--- Extracted information ---

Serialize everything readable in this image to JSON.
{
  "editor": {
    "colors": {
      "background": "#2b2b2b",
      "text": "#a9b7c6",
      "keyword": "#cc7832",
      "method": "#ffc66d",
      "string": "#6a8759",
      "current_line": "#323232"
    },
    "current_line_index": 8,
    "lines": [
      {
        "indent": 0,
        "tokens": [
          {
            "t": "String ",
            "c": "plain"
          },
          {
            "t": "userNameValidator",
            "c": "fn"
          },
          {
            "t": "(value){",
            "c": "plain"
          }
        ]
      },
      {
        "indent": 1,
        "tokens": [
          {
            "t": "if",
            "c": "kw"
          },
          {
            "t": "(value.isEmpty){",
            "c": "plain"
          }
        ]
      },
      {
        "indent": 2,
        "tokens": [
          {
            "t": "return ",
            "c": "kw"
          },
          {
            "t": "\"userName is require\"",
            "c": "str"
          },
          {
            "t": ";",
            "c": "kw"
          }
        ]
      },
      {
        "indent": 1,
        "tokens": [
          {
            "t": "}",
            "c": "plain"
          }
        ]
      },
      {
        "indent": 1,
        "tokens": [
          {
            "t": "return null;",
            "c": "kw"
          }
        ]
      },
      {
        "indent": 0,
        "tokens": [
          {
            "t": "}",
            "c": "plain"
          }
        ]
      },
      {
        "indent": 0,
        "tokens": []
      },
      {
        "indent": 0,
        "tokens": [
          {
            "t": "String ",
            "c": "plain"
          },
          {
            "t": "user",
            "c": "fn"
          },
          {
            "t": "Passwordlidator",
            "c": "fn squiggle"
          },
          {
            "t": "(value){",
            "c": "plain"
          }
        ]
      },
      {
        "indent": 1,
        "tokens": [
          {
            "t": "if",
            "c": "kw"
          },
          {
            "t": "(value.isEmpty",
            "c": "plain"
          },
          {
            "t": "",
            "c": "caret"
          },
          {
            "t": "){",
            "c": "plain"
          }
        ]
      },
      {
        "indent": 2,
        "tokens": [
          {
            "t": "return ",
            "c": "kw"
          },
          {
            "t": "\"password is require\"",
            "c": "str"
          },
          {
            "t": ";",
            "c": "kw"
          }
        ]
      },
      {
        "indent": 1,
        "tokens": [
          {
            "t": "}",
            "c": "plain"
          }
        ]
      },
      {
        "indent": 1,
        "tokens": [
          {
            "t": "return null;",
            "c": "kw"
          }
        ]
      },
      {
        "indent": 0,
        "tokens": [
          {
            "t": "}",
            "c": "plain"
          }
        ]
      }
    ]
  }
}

---

- What you have to do
Show all lines in the entries above where the word "require" appears.

- Answer to the task
            "t": "\"userName is require\"",
            "t": "\"password is require\"",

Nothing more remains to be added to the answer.